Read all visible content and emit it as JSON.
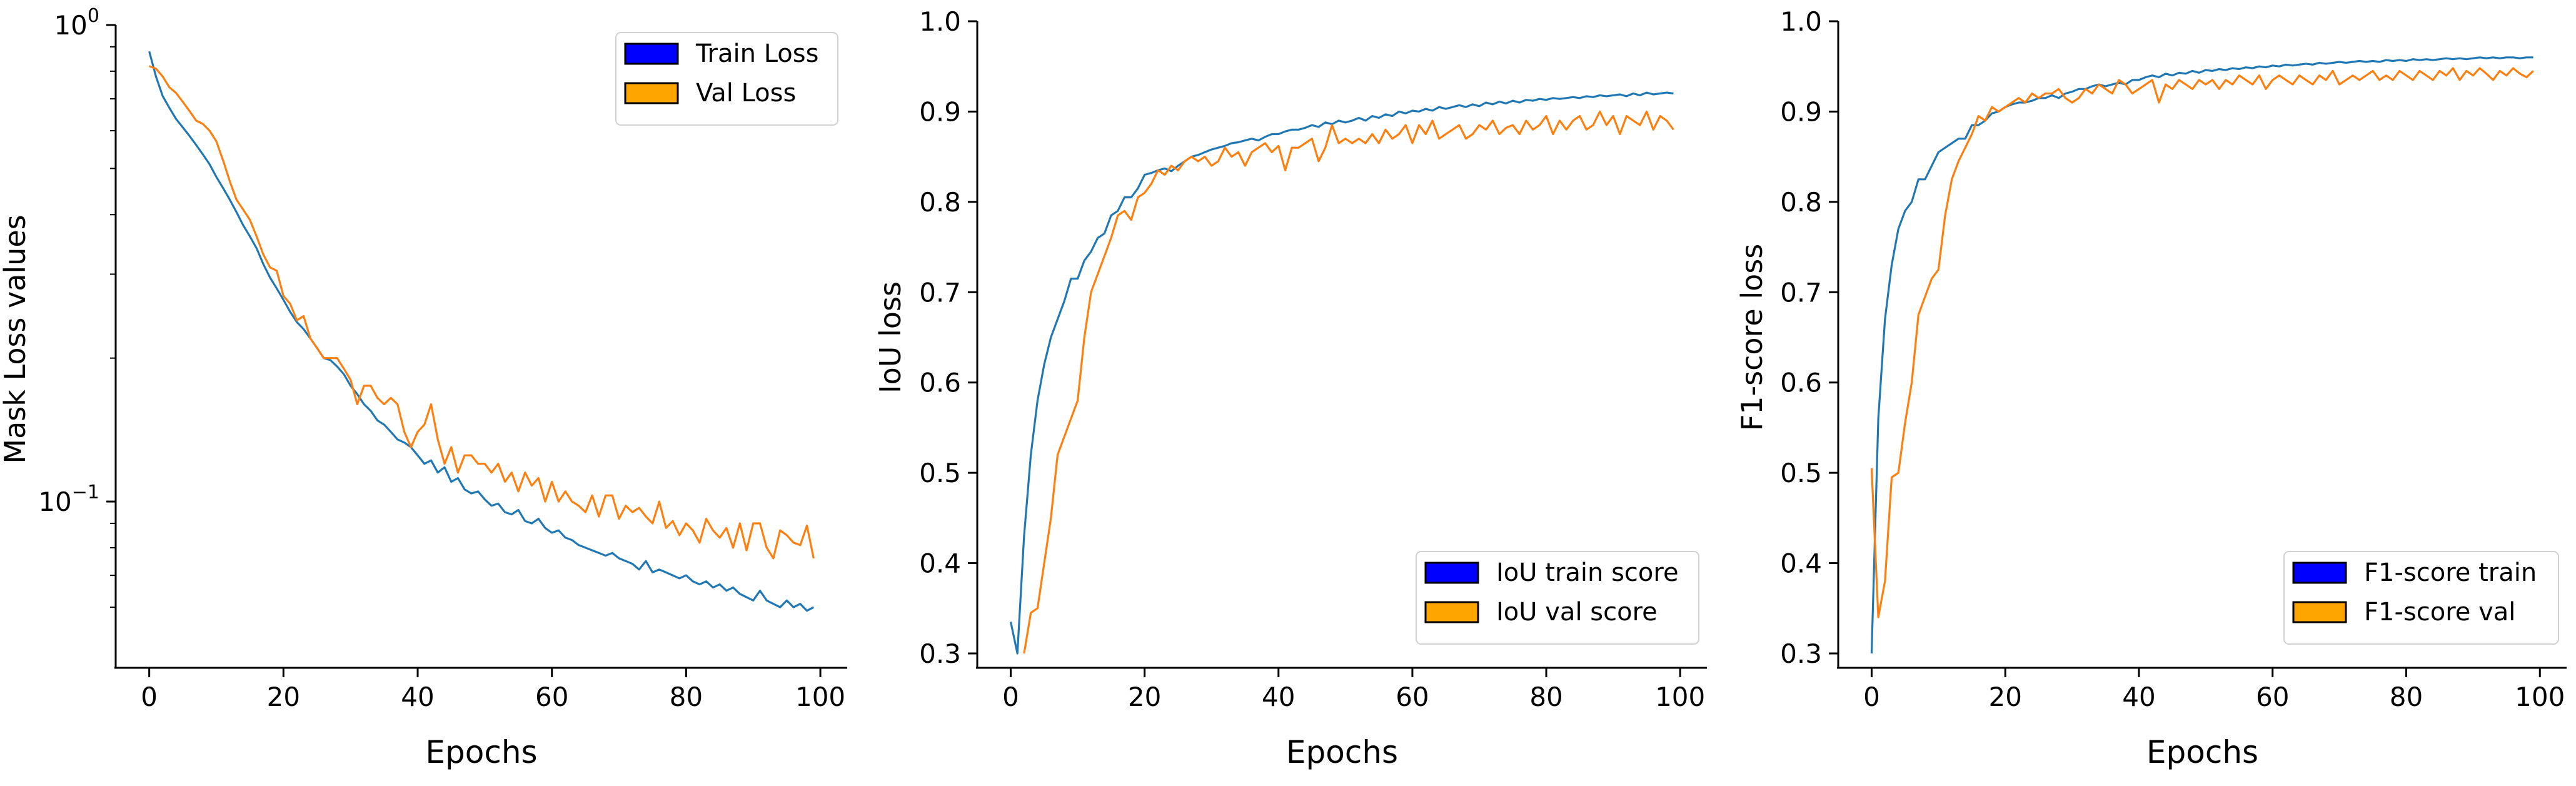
{
  "chart_data": [
    {
      "type": "line",
      "yscale": "log",
      "xlabel": "Epochs",
      "ylabel": "Mask Loss values",
      "xlim": [
        -5,
        104
      ],
      "ylim": [
        0.048,
        1.0
      ],
      "xticks": [
        0,
        20,
        40,
        60,
        80,
        100
      ],
      "xtick_labels": [
        "0",
        "20",
        "40",
        "60",
        "80",
        "100"
      ],
      "yticks": [
        1.0,
        0.1
      ],
      "ytick_labels": [
        {
          "base": "10",
          "exp": "0"
        },
        {
          "base": "10",
          "exp": "−1"
        }
      ],
      "grid": false,
      "legend": {
        "position": "top-right"
      },
      "series": [
        {
          "name": "Train Loss",
          "color": "#1f77b4",
          "legend_color": "#0000ff",
          "x_start": 0,
          "values": [
            0.88,
            0.78,
            0.71,
            0.67,
            0.635,
            0.61,
            0.585,
            0.56,
            0.535,
            0.51,
            0.48,
            0.455,
            0.43,
            0.405,
            0.38,
            0.36,
            0.34,
            0.315,
            0.295,
            0.28,
            0.265,
            0.25,
            0.238,
            0.23,
            0.22,
            0.21,
            0.2,
            0.198,
            0.192,
            0.185,
            0.175,
            0.168,
            0.16,
            0.155,
            0.148,
            0.145,
            0.14,
            0.135,
            0.133,
            0.13,
            0.125,
            0.12,
            0.122,
            0.115,
            0.118,
            0.11,
            0.112,
            0.106,
            0.104,
            0.105,
            0.101,
            0.098,
            0.099,
            0.095,
            0.094,
            0.096,
            0.091,
            0.09,
            0.092,
            0.088,
            0.086,
            0.087,
            0.084,
            0.083,
            0.081,
            0.08,
            0.079,
            0.078,
            0.077,
            0.078,
            0.076,
            0.075,
            0.074,
            0.072,
            0.075,
            0.071,
            0.072,
            0.071,
            0.07,
            0.069,
            0.07,
            0.068,
            0.067,
            0.068,
            0.066,
            0.067,
            0.065,
            0.066,
            0.064,
            0.063,
            0.062,
            0.065,
            0.062,
            0.061,
            0.06,
            0.062,
            0.06,
            0.061,
            0.059,
            0.06
          ]
        },
        {
          "name": "Val Loss",
          "color": "#ff7f0e",
          "legend_color": "#ffa500",
          "x_start": 0,
          "values": [
            0.82,
            0.81,
            0.78,
            0.74,
            0.72,
            0.69,
            0.66,
            0.63,
            0.62,
            0.6,
            0.57,
            0.52,
            0.47,
            0.43,
            0.41,
            0.39,
            0.36,
            0.33,
            0.31,
            0.305,
            0.27,
            0.26,
            0.24,
            0.245,
            0.22,
            0.21,
            0.2,
            0.2,
            0.2,
            0.19,
            0.18,
            0.16,
            0.175,
            0.175,
            0.165,
            0.16,
            0.165,
            0.16,
            0.14,
            0.13,
            0.14,
            0.145,
            0.16,
            0.135,
            0.12,
            0.13,
            0.115,
            0.125,
            0.125,
            0.12,
            0.12,
            0.115,
            0.12,
            0.11,
            0.115,
            0.105,
            0.115,
            0.108,
            0.112,
            0.1,
            0.11,
            0.1,
            0.105,
            0.1,
            0.098,
            0.095,
            0.103,
            0.093,
            0.103,
            0.103,
            0.092,
            0.098,
            0.095,
            0.097,
            0.093,
            0.09,
            0.1,
            0.088,
            0.091,
            0.085,
            0.09,
            0.087,
            0.082,
            0.092,
            0.087,
            0.084,
            0.088,
            0.08,
            0.09,
            0.079,
            0.09,
            0.09,
            0.08,
            0.076,
            0.087,
            0.085,
            0.082,
            0.081,
            0.089,
            0.076
          ]
        }
      ]
    },
    {
      "type": "line",
      "xlabel": "Epochs",
      "ylabel": "IoU loss",
      "xlim": [
        -5,
        104
      ],
      "ylim": [
        0.3,
        1.0
      ],
      "xticks": [
        0,
        20,
        40,
        60,
        80,
        100
      ],
      "xtick_labels": [
        "0",
        "20",
        "40",
        "60",
        "80",
        "100"
      ],
      "yticks": [
        0.3,
        0.4,
        0.5,
        0.6,
        0.7,
        0.8,
        0.9,
        1.0
      ],
      "ytick_labels": [
        "0.3",
        "0.4",
        "0.5",
        "0.6",
        "0.7",
        "0.8",
        "0.9",
        "1.0"
      ],
      "grid": false,
      "legend": {
        "position": "bottom-right"
      },
      "series": [
        {
          "name": "IoU train score",
          "color": "#1f77b4",
          "legend_color": "#0000ff",
          "x_start": 0,
          "values": [
            0.335,
            0.3,
            0.43,
            0.52,
            0.58,
            0.62,
            0.65,
            0.67,
            0.69,
            0.715,
            0.715,
            0.735,
            0.745,
            0.76,
            0.765,
            0.785,
            0.79,
            0.805,
            0.805,
            0.815,
            0.83,
            0.832,
            0.835,
            0.837,
            0.834,
            0.84,
            0.845,
            0.85,
            0.852,
            0.855,
            0.858,
            0.86,
            0.862,
            0.865,
            0.866,
            0.868,
            0.87,
            0.868,
            0.872,
            0.875,
            0.875,
            0.878,
            0.88,
            0.88,
            0.882,
            0.885,
            0.883,
            0.888,
            0.886,
            0.89,
            0.888,
            0.89,
            0.893,
            0.89,
            0.895,
            0.893,
            0.897,
            0.895,
            0.9,
            0.898,
            0.901,
            0.9,
            0.903,
            0.901,
            0.905,
            0.903,
            0.905,
            0.907,
            0.905,
            0.908,
            0.906,
            0.91,
            0.908,
            0.911,
            0.909,
            0.912,
            0.91,
            0.913,
            0.912,
            0.914,
            0.913,
            0.915,
            0.914,
            0.915,
            0.916,
            0.915,
            0.917,
            0.916,
            0.918,
            0.917,
            0.918,
            0.919,
            0.917,
            0.92,
            0.918,
            0.921,
            0.919,
            0.92,
            0.921,
            0.92
          ]
        },
        {
          "name": "IoU val score",
          "color": "#ff7f0e",
          "legend_color": "#ffa500",
          "x_start": 2,
          "values": [
            0.3,
            0.345,
            0.35,
            0.4,
            0.45,
            0.52,
            0.54,
            0.56,
            0.58,
            0.65,
            0.7,
            0.72,
            0.74,
            0.76,
            0.785,
            0.79,
            0.78,
            0.805,
            0.81,
            0.82,
            0.835,
            0.83,
            0.84,
            0.835,
            0.845,
            0.85,
            0.845,
            0.85,
            0.84,
            0.845,
            0.86,
            0.85,
            0.855,
            0.84,
            0.855,
            0.86,
            0.865,
            0.855,
            0.862,
            0.835,
            0.86,
            0.86,
            0.865,
            0.87,
            0.845,
            0.86,
            0.885,
            0.865,
            0.87,
            0.865,
            0.87,
            0.865,
            0.875,
            0.865,
            0.88,
            0.87,
            0.875,
            0.885,
            0.865,
            0.885,
            0.875,
            0.89,
            0.87,
            0.875,
            0.88,
            0.885,
            0.87,
            0.875,
            0.885,
            0.88,
            0.89,
            0.875,
            0.882,
            0.885,
            0.875,
            0.89,
            0.88,
            0.885,
            0.895,
            0.875,
            0.89,
            0.88,
            0.89,
            0.895,
            0.88,
            0.885,
            0.9,
            0.885,
            0.895,
            0.875,
            0.895,
            0.89,
            0.885,
            0.9,
            0.88,
            0.895,
            0.89,
            0.88
          ]
        }
      ]
    },
    {
      "type": "line",
      "xlabel": "Epochs",
      "ylabel": "F1-score loss",
      "xlim": [
        -5,
        104
      ],
      "ylim": [
        0.3,
        1.0
      ],
      "xticks": [
        0,
        20,
        40,
        60,
        80,
        100
      ],
      "xtick_labels": [
        "0",
        "20",
        "40",
        "60",
        "80",
        "100"
      ],
      "yticks": [
        0.3,
        0.4,
        0.5,
        0.6,
        0.7,
        0.8,
        0.9,
        1.0
      ],
      "ytick_labels": [
        "0.3",
        "0.4",
        "0.5",
        "0.6",
        "0.7",
        "0.8",
        "0.9",
        "1.0"
      ],
      "grid": false,
      "legend": {
        "position": "bottom-right"
      },
      "series": [
        {
          "name": "F1-score train",
          "color": "#1f77b4",
          "legend_color": "#0000ff",
          "x_start": 0,
          "values": [
            0.3,
            0.56,
            0.67,
            0.73,
            0.77,
            0.79,
            0.8,
            0.825,
            0.825,
            0.84,
            0.855,
            0.86,
            0.865,
            0.87,
            0.87,
            0.885,
            0.885,
            0.89,
            0.898,
            0.9,
            0.905,
            0.908,
            0.91,
            0.91,
            0.912,
            0.915,
            0.915,
            0.918,
            0.915,
            0.92,
            0.922,
            0.925,
            0.925,
            0.928,
            0.93,
            0.928,
            0.93,
            0.932,
            0.93,
            0.935,
            0.935,
            0.938,
            0.94,
            0.938,
            0.942,
            0.94,
            0.943,
            0.942,
            0.945,
            0.943,
            0.946,
            0.945,
            0.947,
            0.946,
            0.948,
            0.947,
            0.949,
            0.948,
            0.95,
            0.949,
            0.951,
            0.95,
            0.952,
            0.951,
            0.952,
            0.953,
            0.952,
            0.954,
            0.953,
            0.954,
            0.955,
            0.954,
            0.955,
            0.956,
            0.955,
            0.956,
            0.955,
            0.957,
            0.956,
            0.957,
            0.956,
            0.958,
            0.957,
            0.958,
            0.957,
            0.958,
            0.959,
            0.958,
            0.959,
            0.958,
            0.959,
            0.96,
            0.959,
            0.96,
            0.959,
            0.96,
            0.96,
            0.959,
            0.96,
            0.96
          ]
        },
        {
          "name": "F1-score val",
          "color": "#ff7f0e",
          "legend_color": "#ffa500",
          "x_start": 0,
          "values": [
            0.505,
            0.34,
            0.38,
            0.495,
            0.5,
            0.555,
            0.6,
            0.675,
            0.695,
            0.715,
            0.725,
            0.785,
            0.825,
            0.845,
            0.86,
            0.875,
            0.895,
            0.89,
            0.905,
            0.9,
            0.905,
            0.91,
            0.915,
            0.91,
            0.92,
            0.915,
            0.92,
            0.92,
            0.925,
            0.915,
            0.91,
            0.915,
            0.925,
            0.92,
            0.93,
            0.925,
            0.92,
            0.935,
            0.93,
            0.92,
            0.925,
            0.93,
            0.935,
            0.91,
            0.93,
            0.925,
            0.935,
            0.93,
            0.925,
            0.935,
            0.93,
            0.935,
            0.925,
            0.935,
            0.93,
            0.94,
            0.935,
            0.93,
            0.94,
            0.925,
            0.935,
            0.94,
            0.935,
            0.93,
            0.94,
            0.935,
            0.93,
            0.94,
            0.935,
            0.945,
            0.93,
            0.935,
            0.94,
            0.935,
            0.94,
            0.945,
            0.935,
            0.94,
            0.935,
            0.945,
            0.94,
            0.935,
            0.945,
            0.94,
            0.935,
            0.945,
            0.94,
            0.948,
            0.935,
            0.945,
            0.94,
            0.948,
            0.942,
            0.935,
            0.945,
            0.94,
            0.948,
            0.942,
            0.938,
            0.945
          ]
        }
      ]
    }
  ]
}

________________________

Task requirements: Among the lines of the data, identify those with the word "ylabel". Copy each of them.

Solution for this problem:
      "ylabel": "Mask Loss values",
      "ylabel": "IoU loss",
      "ylabel": "F1-score loss",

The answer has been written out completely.